Do this:
Report the number of lines in the entries below that include the word "precautions", and nothing else.

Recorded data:
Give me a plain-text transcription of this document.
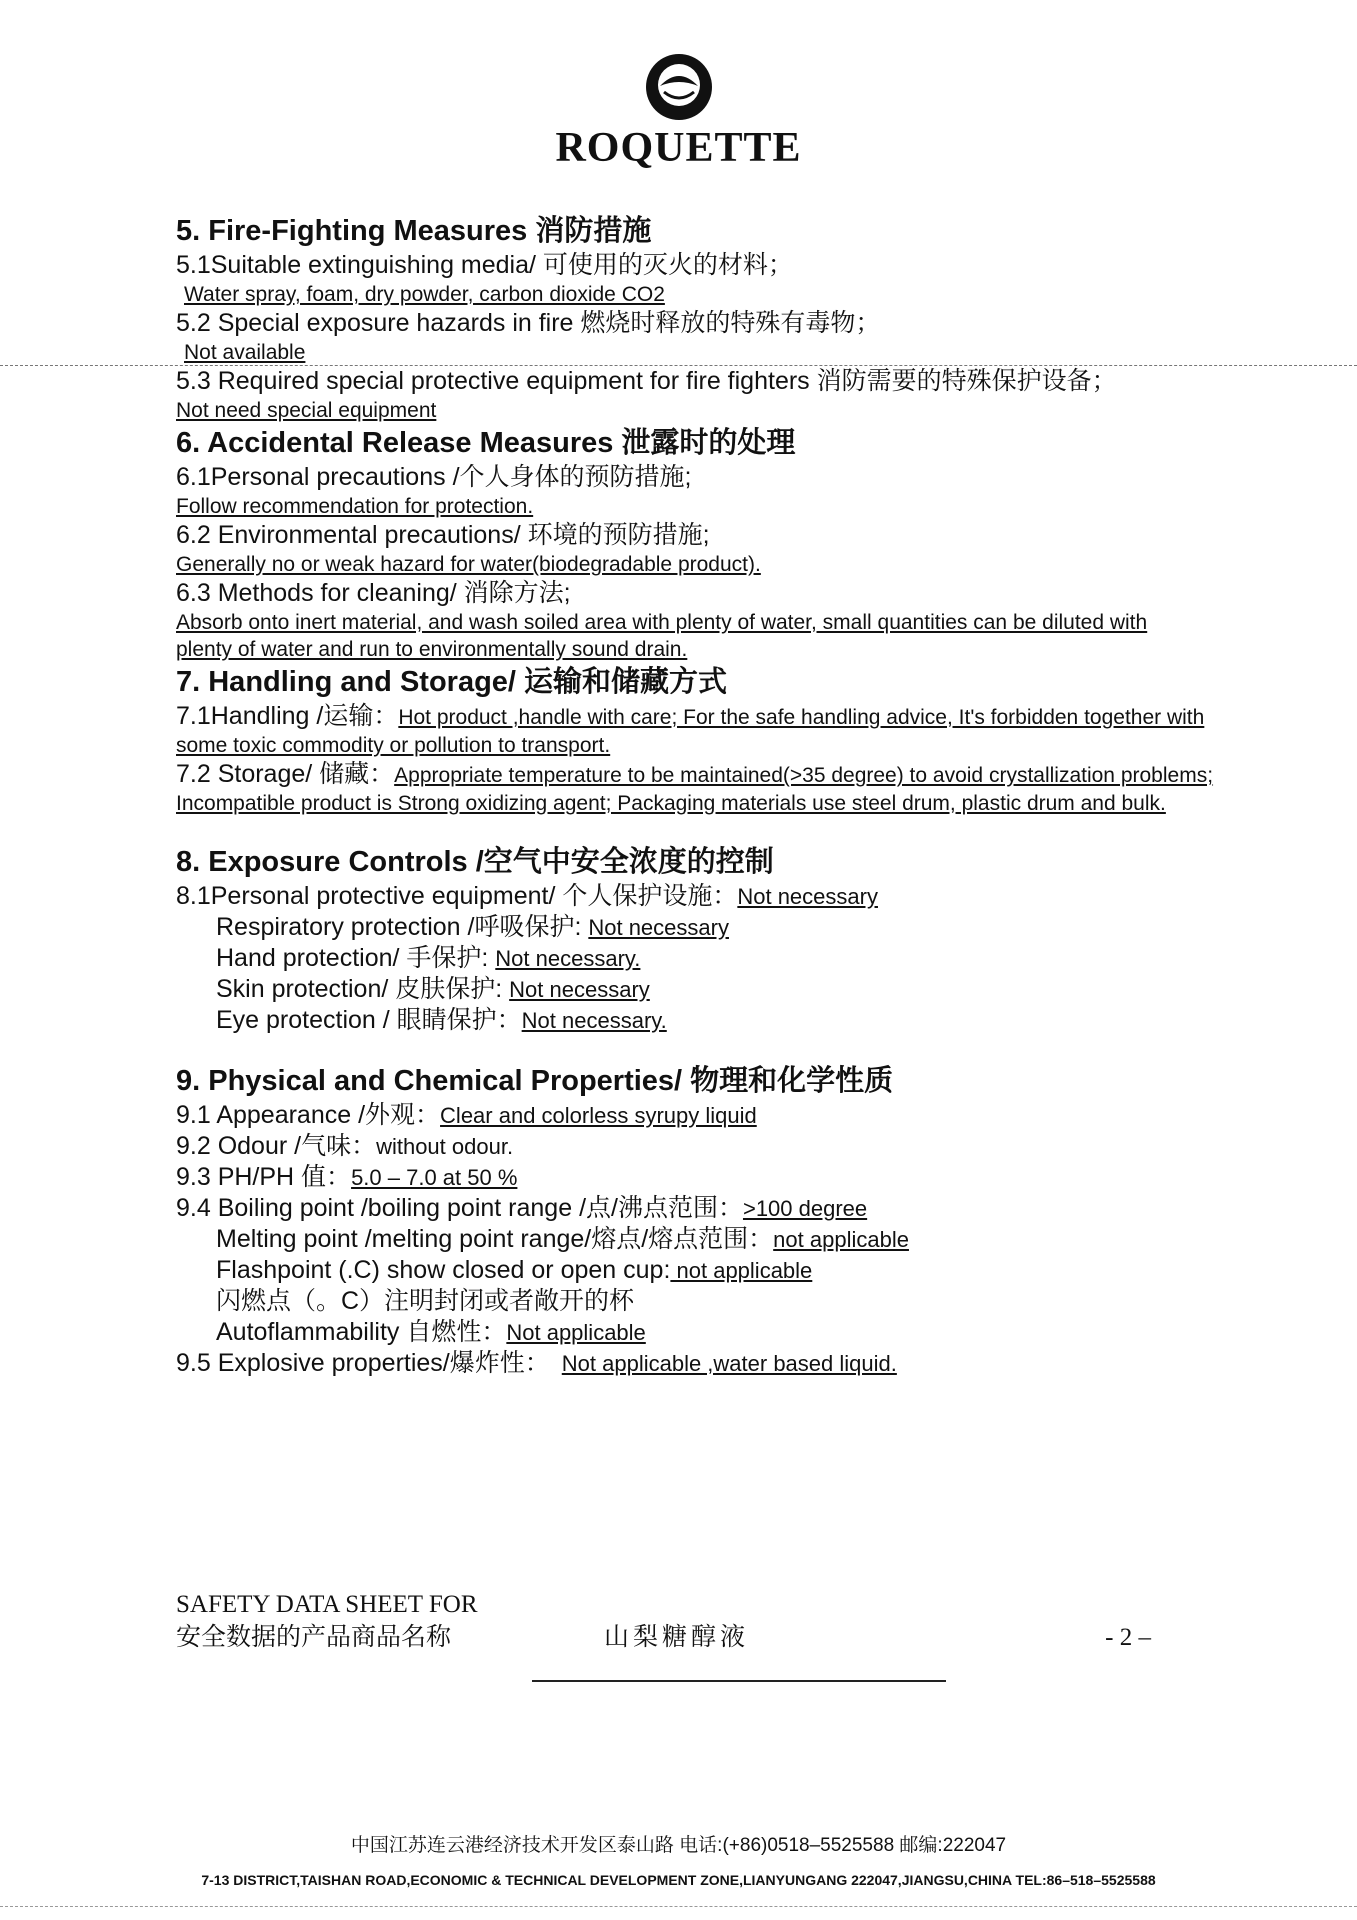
ROQUETTE
5. Fire-Fighting Measures 消防措施
5.1Suitable extinguishing media/ 可使用的灭火的材料；
Water spray, foam, dry powder, carbon dioxide CO2
5.2 Special exposure hazards in fire 燃烧时释放的特殊有毒物；
Not available
5.3 Required special protective equipment for fire fighters 消防需要的特殊保护设备；
Not need special equipment
6. Accidental Release Measures 泄露时的处理
6.1Personal precautions /个人身体的预防措施;
Follow recommendation for protection.
6.2 Environmental precautions/ 环境的预防措施;
Generally no or weak hazard for water(biodegradable product).
6.3 Methods for cleaning/ 消除方法;
Absorb onto inert material, and wash soiled area with plenty of water, small quantities can be diluted with plenty of water and run to environmentally sound drain.
7. Handling and Storage/ 运输和储藏方式
7.1Handling /运输：Hot product ,handle with care; For the safe handling advice, It's forbidden together with some toxic commodity or pollution to transport.
7.2 Storage/ 储藏：Appropriate temperature to be maintained(>35 degree) to avoid crystallization problems; Incompatible product is Strong oxidizing agent; Packaging materials use steel drum, plastic drum and bulk.
8. Exposure Controls /空气中安全浓度的控制
8.1Personal protective equipment/ 个人保护设施：Not necessary
Respiratory protection /呼吸保护: Not necessary
Hand protection/ 手保护: Not necessary.
Skin protection/ 皮肤保护: Not necessary
Eye protection / 眼睛保护：Not necessary.
9. Physical and Chemical Properties/ 物理和化学性质
9.1 Appearance /外观：Clear and colorless syrupy liquid
9.2 Odour /气味：without odour.
9.3 PH/PH 值：5.0 – 7.0 at 50 %
9.4 Boiling point /boiling point range /点/沸点范围：>100 degree
Melting point /melting point range/熔点/熔点范围：not applicable
Flashpoint (.C) show closed or open cup: not applicable
闪燃点（。C）注明封闭或者敞开的杯
Autoflammability 自燃性：Not applicable
9.5 Explosive properties/爆炸性： Not applicable ,water based liquid.
SAFETY DATA SHEET FOR
安全数据的产品商品名称	山梨糖醇液	- 2 –
中国江苏连云港经济技术开发区泰山路 电话:(+86)0518–5525588 邮编:222047
7-13 DISTRICT,TAISHAN ROAD,ECONOMIC & TECHNICAL DEVELOPMENT ZONE,LIANYUNGANG 222047,JIANGSU,CHINA TEL:86–518–5525588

Written response:
2